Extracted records
◆ ◆ ◆ ◆ ◆
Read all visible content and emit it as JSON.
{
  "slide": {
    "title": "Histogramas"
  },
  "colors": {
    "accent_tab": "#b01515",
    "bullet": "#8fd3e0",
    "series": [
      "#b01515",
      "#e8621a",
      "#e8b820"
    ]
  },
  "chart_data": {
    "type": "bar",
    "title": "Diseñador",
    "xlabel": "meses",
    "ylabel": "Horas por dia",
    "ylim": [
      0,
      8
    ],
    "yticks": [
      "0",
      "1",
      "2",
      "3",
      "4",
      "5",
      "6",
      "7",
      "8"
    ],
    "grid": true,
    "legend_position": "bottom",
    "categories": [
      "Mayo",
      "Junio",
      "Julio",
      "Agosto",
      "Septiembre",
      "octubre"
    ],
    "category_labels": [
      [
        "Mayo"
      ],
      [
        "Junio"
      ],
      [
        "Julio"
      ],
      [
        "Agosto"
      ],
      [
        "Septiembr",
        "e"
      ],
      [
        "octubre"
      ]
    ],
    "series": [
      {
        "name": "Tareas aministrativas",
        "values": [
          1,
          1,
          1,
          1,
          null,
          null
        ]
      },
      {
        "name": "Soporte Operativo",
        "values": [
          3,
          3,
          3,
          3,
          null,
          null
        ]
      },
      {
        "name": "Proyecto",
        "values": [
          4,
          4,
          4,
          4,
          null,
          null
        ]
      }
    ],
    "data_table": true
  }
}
◆ ◆ ◆ ◆ ◆
:: What the exercise asks ::
All of the entries must be quoted exactly; please include each one.

:: Task answer ::
Read all visible content and emit it as JSON.
{
  "slide": {
    "title": "Histogramas"
  },
  "colors": {
    "accent_tab": "#b01515",
    "bullet": "#8fd3e0",
    "series": [
      "#b01515",
      "#e8621a",
      "#e8b820"
    ]
  },
  "chart_data": {
    "type": "bar",
    "title": "Diseñador",
    "xlabel": "meses",
    "ylabel": "Horas por dia",
    "ylim": [
      0,
      8
    ],
    "yticks": [
      "0",
      "1",
      "2",
      "3",
      "4",
      "5",
      "6",
      "7",
      "8"
    ],
    "grid": true,
    "legend_position": "bottom",
    "categories": [
      "Mayo",
      "Junio",
      "Julio",
      "Agosto",
      "Septiembre",
      "octubre"
    ],
    "category_labels": [
      [
        "Mayo"
      ],
      [
        "Junio"
      ],
      [
        "Julio"
      ],
      [
        "Agosto"
      ],
      [
        "Septiembr",
        "e"
      ],
      [
        "octubre"
      ]
    ],
    "series": [
      {
        "name": "Tareas aministrativas",
        "values": [
          1,
          1,
          1,
          1,
          null,
          null
        ]
      },
      {
        "name": "Soporte Operativo",
        "values": [
          3,
          3,
          3,
          3,
          null,
          null
        ]
      },
      {
        "name": "Proyecto",
        "values": [
          4,
          4,
          4,
          4,
          null,
          null
        ]
      }
    ],
    "data_table": true
  }
}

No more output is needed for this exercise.